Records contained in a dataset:
##############################

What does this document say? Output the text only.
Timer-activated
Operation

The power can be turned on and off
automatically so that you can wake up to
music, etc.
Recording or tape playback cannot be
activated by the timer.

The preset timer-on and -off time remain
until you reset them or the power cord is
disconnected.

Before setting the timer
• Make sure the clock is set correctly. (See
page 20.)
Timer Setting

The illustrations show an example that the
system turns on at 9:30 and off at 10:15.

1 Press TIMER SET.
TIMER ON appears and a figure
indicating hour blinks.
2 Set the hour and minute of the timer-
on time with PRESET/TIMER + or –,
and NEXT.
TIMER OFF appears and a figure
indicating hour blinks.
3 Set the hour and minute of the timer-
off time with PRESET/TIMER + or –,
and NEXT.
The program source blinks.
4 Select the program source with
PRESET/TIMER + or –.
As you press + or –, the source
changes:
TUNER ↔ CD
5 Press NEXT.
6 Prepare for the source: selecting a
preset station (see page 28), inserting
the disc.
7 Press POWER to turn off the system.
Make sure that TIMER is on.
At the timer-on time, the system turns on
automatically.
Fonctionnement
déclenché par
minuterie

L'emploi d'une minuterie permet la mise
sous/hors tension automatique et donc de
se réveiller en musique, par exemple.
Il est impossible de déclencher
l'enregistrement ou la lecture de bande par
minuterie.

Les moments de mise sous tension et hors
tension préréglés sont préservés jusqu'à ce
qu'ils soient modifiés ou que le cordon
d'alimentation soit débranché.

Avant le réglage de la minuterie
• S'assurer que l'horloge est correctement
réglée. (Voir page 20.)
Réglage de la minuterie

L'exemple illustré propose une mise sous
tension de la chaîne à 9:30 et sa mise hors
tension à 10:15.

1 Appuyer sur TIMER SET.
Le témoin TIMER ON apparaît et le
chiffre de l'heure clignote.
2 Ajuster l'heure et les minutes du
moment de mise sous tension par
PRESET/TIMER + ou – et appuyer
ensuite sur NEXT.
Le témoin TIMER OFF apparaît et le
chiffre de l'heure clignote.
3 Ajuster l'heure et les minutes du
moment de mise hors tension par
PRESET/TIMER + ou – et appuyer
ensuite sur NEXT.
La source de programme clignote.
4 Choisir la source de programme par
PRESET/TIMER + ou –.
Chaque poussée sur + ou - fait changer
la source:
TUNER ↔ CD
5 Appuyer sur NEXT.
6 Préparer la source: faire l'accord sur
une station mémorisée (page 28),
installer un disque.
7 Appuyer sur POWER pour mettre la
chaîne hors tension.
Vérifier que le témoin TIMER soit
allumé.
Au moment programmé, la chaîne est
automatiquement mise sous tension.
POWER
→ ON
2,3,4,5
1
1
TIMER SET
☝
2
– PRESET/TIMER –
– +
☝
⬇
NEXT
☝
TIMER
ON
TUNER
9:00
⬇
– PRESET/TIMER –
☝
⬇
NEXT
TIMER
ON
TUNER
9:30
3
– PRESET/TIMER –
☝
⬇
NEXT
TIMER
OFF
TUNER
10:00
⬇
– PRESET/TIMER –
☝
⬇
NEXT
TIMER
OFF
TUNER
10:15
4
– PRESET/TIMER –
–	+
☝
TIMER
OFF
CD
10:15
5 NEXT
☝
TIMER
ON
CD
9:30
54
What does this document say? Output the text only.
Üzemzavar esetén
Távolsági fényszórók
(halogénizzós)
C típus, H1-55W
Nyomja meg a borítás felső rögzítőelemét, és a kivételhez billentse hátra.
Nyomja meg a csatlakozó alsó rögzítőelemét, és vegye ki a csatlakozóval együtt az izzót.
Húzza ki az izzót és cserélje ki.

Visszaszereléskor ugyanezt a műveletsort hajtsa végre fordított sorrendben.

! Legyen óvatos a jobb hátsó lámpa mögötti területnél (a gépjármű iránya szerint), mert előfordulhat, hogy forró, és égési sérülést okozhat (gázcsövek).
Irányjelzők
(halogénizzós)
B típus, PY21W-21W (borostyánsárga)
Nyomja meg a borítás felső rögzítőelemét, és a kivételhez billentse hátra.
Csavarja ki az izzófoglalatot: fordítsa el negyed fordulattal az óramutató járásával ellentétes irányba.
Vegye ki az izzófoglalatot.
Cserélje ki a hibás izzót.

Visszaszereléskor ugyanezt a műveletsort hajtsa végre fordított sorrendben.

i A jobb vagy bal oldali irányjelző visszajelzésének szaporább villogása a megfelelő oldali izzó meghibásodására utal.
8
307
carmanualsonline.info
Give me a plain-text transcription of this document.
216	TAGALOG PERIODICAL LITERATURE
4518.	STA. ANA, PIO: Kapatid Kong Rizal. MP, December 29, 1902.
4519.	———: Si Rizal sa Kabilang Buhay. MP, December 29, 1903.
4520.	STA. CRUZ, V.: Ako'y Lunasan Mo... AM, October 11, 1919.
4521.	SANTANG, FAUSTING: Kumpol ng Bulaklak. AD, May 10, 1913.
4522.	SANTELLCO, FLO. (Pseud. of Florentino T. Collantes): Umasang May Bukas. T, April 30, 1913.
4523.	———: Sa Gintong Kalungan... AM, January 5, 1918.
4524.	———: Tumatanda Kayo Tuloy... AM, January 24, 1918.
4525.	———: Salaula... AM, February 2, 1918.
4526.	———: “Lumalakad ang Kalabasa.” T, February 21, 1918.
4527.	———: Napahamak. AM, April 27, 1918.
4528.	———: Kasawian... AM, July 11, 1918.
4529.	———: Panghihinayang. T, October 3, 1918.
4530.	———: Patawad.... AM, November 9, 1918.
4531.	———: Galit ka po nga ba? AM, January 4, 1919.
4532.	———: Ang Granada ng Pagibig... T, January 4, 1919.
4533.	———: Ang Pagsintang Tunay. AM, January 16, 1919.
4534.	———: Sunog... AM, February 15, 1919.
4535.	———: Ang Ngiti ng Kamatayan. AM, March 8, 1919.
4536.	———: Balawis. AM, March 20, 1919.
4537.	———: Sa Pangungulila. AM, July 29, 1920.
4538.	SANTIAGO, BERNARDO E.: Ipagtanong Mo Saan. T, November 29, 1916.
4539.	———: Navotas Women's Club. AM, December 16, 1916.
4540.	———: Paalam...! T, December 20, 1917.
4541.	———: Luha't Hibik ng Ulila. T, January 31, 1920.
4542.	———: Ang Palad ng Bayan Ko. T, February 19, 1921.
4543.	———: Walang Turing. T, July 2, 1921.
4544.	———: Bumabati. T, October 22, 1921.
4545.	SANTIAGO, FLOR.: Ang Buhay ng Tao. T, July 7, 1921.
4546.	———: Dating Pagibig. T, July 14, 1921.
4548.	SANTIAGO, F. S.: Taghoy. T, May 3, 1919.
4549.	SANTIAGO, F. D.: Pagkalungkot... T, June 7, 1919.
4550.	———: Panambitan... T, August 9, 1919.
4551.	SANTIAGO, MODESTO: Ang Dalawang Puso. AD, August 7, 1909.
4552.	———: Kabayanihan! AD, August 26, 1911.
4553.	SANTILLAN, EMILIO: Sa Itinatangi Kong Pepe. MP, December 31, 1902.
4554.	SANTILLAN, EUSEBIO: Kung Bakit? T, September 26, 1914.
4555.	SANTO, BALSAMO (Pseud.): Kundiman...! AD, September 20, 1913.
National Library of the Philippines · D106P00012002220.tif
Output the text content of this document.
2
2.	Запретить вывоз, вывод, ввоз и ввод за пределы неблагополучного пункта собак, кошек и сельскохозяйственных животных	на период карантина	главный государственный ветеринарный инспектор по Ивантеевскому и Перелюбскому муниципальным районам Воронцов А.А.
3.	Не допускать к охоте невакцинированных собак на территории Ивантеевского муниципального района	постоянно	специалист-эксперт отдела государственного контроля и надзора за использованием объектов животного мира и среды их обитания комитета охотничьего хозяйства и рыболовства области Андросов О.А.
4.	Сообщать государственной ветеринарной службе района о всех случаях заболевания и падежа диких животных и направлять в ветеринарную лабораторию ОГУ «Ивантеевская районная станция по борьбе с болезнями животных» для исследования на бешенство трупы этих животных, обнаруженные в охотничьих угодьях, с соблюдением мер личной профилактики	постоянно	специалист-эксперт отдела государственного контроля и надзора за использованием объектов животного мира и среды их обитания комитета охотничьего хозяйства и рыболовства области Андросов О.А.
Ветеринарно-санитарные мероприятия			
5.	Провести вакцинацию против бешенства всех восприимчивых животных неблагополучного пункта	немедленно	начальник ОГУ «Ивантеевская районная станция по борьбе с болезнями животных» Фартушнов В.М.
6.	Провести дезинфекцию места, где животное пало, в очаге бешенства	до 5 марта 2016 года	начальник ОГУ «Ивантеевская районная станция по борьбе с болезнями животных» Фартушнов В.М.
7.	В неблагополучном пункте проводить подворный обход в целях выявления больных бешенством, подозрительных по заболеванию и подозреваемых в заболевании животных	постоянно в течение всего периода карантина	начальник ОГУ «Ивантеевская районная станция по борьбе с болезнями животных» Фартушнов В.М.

##############################

Directions:
Find every line that has "July" in it, then return those lines.

Exercise answer:
4528.	———: Kasawian... AM, July 11, 1918.
4537.	———: Sa Pangungulila. AM, July 29, 1920.
4543.	———: Walang Turing. T, July 2, 1921.
4545.	SANTIAGO, FLOR.: Ang Buhay ng Tao. T, July 7, 1921.
4546.	———: Dating Pagibig. T, July 14, 1921.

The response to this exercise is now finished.